**Exercise requirements**
Return each line holding the string "cycles".

(Records from a collection)
==================================================

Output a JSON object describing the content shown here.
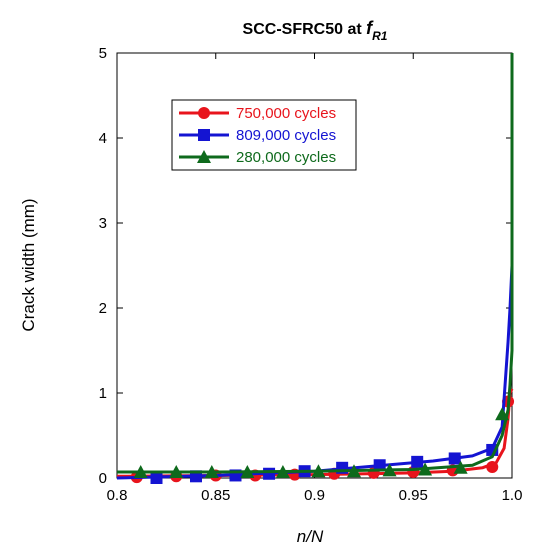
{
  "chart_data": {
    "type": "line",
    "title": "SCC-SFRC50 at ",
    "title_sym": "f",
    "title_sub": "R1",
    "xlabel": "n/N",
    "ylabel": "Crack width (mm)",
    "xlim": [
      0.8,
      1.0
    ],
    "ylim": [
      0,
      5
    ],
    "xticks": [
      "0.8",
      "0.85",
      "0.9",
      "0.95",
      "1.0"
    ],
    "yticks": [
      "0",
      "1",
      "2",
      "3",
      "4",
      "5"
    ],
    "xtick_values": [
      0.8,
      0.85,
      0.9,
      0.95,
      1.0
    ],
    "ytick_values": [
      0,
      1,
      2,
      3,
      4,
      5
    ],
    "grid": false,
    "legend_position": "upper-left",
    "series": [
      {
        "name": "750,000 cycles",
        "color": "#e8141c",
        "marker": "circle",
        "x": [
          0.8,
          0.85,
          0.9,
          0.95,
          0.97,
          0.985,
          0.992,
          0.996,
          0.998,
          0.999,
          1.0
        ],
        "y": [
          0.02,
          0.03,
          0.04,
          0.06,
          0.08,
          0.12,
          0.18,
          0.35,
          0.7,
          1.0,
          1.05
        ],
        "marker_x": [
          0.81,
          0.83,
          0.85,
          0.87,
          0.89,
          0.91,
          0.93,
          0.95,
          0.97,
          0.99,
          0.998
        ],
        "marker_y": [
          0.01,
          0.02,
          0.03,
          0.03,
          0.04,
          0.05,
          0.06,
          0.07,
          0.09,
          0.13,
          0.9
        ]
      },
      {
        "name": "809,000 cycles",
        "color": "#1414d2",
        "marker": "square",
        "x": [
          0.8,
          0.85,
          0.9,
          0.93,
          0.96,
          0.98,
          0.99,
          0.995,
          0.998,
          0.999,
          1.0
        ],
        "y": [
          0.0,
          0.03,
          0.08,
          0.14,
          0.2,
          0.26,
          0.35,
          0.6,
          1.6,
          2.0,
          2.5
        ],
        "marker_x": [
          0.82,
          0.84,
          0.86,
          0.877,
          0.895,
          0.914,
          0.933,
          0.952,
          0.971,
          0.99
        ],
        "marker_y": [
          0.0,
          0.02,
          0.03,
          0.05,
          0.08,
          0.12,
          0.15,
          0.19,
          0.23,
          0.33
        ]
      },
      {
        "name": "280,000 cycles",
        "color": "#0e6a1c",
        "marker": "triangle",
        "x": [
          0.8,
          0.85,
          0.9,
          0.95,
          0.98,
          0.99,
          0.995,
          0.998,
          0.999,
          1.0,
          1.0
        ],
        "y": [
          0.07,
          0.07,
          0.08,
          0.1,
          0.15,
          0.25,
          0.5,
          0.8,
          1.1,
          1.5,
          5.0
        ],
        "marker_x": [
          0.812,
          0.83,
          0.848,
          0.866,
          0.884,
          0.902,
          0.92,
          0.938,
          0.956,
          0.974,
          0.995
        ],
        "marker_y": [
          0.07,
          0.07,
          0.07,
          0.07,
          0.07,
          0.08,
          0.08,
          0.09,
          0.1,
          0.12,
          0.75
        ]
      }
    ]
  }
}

==================================================

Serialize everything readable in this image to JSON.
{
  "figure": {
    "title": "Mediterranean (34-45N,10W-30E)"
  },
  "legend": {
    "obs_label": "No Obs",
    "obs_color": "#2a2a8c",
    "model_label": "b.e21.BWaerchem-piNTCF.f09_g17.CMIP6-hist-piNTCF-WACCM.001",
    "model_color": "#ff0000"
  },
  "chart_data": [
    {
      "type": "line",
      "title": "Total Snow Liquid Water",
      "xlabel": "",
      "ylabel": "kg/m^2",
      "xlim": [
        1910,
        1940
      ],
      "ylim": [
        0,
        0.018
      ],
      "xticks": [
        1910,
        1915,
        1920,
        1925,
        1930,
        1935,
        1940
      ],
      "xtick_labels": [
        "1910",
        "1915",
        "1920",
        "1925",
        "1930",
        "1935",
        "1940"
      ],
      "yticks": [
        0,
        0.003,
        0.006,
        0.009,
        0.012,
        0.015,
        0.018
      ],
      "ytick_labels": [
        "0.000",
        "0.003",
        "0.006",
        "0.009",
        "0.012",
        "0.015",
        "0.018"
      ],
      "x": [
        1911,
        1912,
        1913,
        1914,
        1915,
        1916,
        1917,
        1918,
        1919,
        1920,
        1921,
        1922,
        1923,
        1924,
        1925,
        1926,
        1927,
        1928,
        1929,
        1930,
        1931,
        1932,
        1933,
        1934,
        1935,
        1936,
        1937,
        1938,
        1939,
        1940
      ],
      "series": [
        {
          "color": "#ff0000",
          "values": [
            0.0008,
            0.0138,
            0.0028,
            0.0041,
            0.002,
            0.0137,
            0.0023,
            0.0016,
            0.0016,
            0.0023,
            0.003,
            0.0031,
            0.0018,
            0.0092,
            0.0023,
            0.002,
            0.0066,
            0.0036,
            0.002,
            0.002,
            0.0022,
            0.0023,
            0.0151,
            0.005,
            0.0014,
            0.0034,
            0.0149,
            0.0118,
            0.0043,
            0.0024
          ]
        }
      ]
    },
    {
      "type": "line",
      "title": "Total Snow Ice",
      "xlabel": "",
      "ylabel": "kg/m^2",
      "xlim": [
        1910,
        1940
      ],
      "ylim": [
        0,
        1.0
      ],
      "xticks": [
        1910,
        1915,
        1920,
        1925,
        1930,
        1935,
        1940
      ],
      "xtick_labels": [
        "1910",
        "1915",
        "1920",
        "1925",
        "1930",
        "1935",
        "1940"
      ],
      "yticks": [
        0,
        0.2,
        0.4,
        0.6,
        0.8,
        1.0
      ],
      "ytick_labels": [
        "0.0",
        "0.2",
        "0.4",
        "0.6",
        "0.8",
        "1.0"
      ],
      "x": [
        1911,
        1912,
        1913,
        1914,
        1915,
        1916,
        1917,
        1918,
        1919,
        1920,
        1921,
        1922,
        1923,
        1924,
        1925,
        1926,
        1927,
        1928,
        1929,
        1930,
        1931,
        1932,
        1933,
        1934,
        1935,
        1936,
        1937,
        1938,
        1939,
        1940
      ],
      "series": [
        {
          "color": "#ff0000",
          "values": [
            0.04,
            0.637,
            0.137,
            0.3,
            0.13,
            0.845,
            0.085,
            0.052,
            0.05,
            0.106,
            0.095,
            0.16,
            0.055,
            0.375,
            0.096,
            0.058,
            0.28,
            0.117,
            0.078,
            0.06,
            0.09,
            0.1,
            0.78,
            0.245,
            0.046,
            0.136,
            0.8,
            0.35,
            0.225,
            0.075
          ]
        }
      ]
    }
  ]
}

==================================================

**Task output**
        "name": "750,000 cycles",
        "name": "809,000 cycles",
        "name": "280,000 cycles",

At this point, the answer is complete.